(Items from a dataset)
-- -- --
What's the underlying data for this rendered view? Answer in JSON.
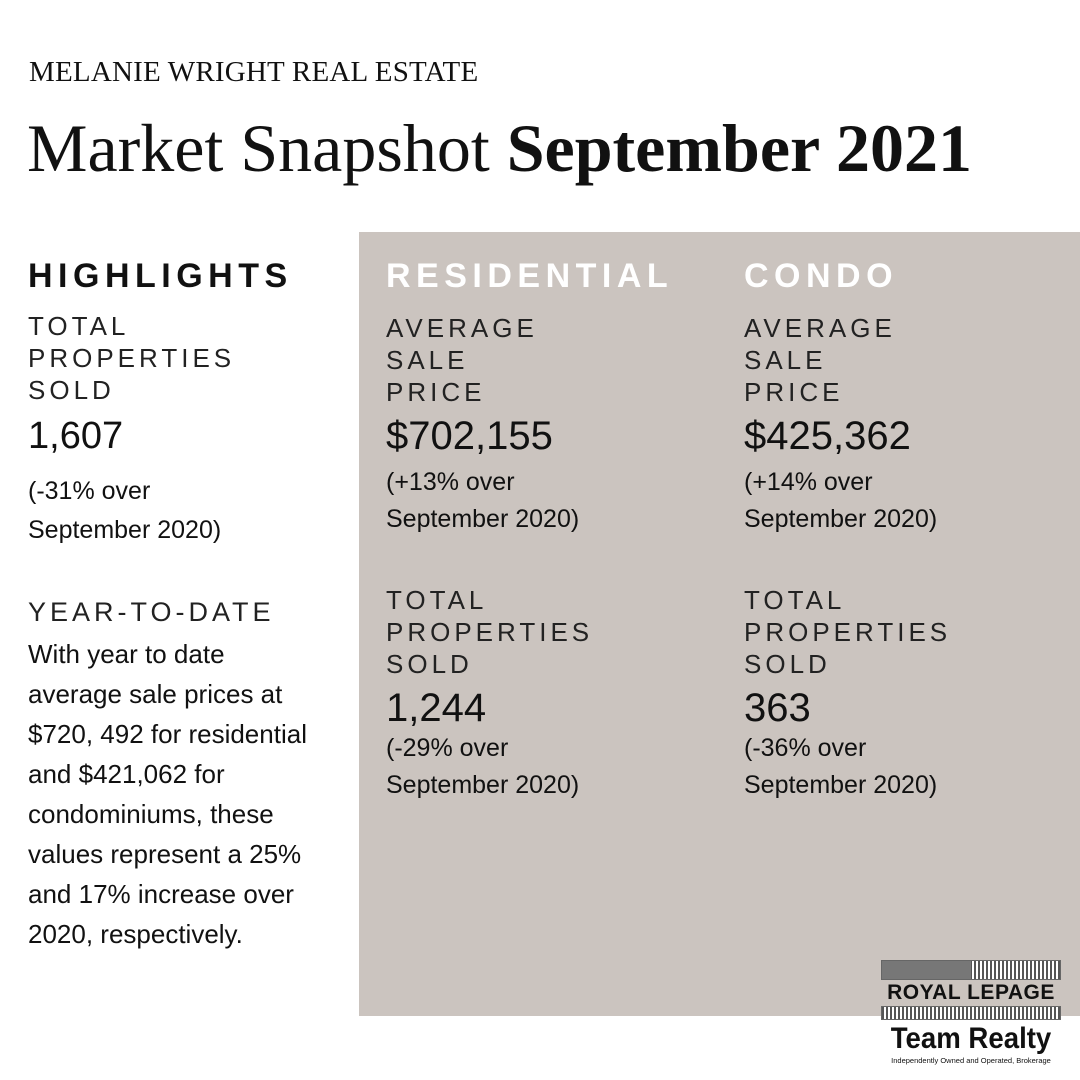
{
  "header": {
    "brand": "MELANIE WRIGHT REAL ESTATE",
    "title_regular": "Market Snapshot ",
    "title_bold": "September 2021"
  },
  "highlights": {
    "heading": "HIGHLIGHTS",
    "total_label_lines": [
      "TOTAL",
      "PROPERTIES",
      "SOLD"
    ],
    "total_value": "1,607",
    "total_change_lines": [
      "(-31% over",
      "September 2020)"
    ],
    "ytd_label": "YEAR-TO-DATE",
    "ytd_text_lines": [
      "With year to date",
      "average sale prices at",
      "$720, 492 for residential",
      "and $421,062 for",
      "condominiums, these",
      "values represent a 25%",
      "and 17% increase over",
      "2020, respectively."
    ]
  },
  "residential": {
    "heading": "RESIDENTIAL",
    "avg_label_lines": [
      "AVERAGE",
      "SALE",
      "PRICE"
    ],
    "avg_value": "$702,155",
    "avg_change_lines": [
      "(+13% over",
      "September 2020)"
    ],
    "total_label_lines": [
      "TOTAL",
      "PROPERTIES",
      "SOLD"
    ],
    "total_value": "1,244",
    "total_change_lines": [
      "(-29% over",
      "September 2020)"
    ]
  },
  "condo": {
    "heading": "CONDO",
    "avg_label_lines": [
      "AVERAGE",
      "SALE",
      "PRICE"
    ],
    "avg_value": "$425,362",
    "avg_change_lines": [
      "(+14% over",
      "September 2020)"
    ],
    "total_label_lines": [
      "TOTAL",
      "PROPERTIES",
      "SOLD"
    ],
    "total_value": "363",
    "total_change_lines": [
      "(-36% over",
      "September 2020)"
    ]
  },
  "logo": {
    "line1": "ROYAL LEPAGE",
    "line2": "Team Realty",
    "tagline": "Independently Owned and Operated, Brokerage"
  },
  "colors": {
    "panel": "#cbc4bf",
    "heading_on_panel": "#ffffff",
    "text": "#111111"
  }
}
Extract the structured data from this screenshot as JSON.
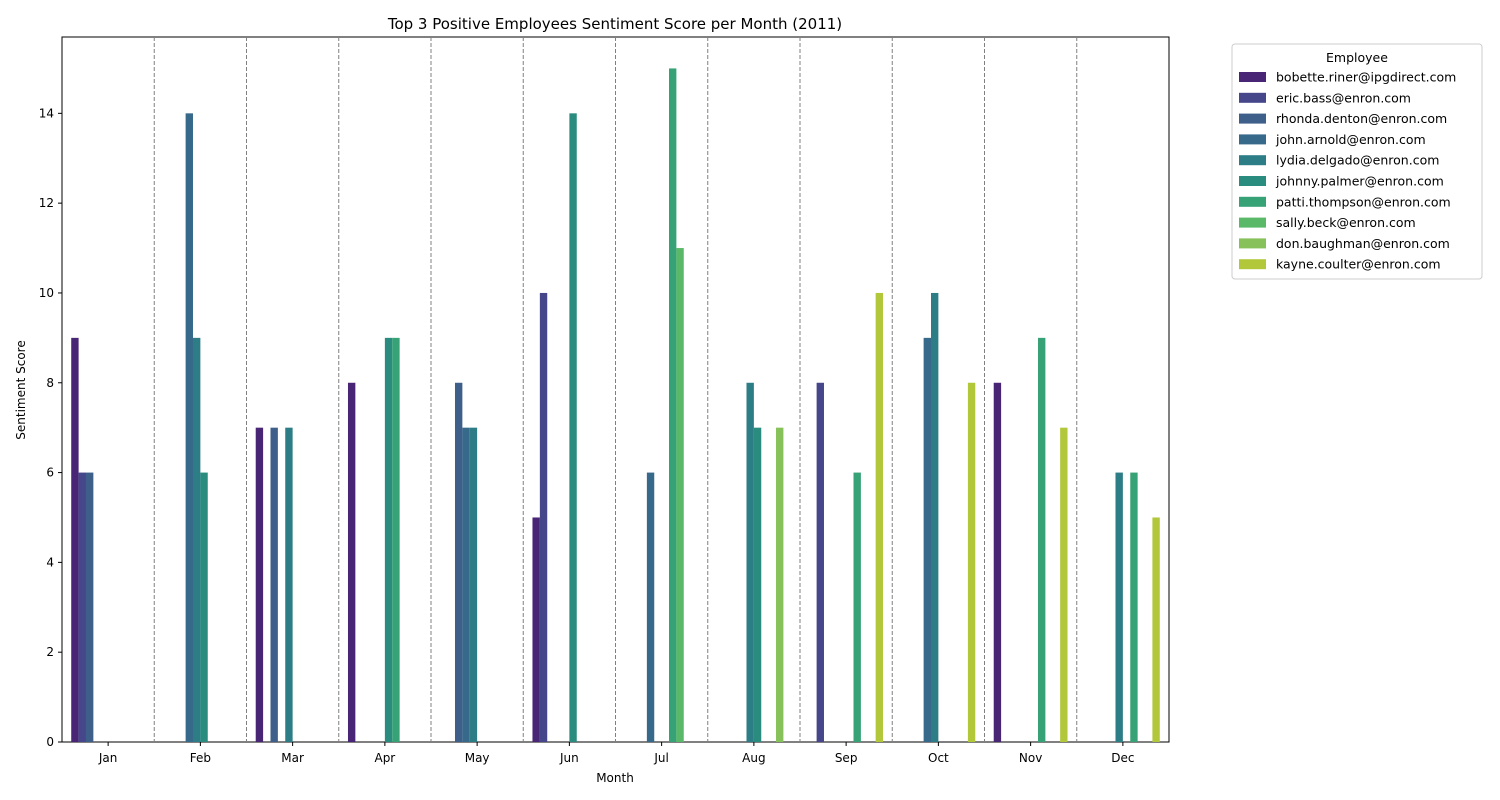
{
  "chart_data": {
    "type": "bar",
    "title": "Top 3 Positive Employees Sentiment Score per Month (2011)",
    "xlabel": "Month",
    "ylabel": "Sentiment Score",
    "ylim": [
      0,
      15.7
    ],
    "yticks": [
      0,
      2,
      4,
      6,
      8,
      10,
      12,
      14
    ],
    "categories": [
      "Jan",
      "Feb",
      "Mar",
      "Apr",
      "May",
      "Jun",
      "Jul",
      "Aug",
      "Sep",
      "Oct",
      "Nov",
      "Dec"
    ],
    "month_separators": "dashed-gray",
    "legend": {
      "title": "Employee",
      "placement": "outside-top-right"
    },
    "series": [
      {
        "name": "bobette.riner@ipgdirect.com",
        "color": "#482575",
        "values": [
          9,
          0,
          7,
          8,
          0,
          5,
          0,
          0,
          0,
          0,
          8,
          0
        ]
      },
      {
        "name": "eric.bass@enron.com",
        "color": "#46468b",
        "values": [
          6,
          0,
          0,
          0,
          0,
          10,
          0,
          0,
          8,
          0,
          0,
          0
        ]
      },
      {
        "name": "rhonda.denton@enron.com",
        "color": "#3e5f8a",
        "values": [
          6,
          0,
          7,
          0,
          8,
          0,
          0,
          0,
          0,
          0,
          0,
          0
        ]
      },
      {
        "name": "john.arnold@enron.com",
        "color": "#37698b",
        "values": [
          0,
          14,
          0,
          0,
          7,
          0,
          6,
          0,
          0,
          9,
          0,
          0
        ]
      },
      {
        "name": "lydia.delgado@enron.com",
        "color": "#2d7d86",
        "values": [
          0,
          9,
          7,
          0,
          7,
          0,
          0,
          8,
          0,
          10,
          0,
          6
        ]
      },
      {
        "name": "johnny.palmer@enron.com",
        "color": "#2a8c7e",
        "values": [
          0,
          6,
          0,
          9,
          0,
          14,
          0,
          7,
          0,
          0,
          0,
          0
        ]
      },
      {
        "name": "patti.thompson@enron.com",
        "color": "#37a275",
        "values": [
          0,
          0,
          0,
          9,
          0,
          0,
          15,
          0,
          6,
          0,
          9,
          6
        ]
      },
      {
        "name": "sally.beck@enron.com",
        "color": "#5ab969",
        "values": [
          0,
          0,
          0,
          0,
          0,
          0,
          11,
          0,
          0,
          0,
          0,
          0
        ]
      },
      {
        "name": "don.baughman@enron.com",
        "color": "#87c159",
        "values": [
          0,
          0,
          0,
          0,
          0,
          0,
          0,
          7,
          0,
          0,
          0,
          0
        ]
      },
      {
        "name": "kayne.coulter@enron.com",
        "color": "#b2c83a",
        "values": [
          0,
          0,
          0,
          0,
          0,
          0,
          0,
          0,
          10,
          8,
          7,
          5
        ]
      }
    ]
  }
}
-- -- --
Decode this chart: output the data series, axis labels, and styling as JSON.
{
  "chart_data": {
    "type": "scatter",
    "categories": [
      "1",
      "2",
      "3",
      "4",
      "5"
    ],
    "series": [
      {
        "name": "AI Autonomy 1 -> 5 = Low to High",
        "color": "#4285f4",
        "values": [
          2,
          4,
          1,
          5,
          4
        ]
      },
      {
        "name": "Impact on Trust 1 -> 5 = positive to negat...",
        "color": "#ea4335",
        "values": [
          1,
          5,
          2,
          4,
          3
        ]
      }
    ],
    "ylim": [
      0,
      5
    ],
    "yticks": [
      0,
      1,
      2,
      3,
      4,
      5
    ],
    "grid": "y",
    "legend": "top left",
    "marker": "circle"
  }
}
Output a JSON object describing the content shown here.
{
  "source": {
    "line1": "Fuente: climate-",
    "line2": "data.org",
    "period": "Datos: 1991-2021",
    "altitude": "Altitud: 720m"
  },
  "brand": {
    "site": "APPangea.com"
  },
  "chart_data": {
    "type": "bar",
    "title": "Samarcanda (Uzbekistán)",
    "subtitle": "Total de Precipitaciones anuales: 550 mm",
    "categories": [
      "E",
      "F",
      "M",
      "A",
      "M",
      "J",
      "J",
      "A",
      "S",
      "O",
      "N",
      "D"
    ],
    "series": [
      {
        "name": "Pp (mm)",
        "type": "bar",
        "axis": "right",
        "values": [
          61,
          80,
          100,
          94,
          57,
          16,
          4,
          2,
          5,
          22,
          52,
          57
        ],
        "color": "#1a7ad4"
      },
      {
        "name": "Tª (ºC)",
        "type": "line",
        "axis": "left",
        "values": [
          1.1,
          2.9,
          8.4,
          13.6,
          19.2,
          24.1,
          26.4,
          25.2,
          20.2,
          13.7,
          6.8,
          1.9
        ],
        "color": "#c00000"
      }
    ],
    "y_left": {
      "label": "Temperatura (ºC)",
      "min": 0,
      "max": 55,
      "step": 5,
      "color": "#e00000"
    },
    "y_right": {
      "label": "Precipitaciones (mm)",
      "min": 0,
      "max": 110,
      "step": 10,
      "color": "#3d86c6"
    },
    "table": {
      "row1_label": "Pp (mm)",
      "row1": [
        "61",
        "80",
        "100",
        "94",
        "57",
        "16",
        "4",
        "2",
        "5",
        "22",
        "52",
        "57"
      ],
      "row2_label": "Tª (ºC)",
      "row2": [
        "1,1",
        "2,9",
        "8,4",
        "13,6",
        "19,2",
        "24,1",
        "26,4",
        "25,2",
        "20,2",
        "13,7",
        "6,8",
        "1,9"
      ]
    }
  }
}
-- -- --
EXERCISE AIM: Find the string "this" in the records, then copy each line where it occurs.

EXPECTED OUTPUT:
What's the underlying data for this rendered view? Answer in JSON.
Extract the structured data from this screenshot as JSON.
Decode this chart: output the data series, axis labels, and styling as JSON.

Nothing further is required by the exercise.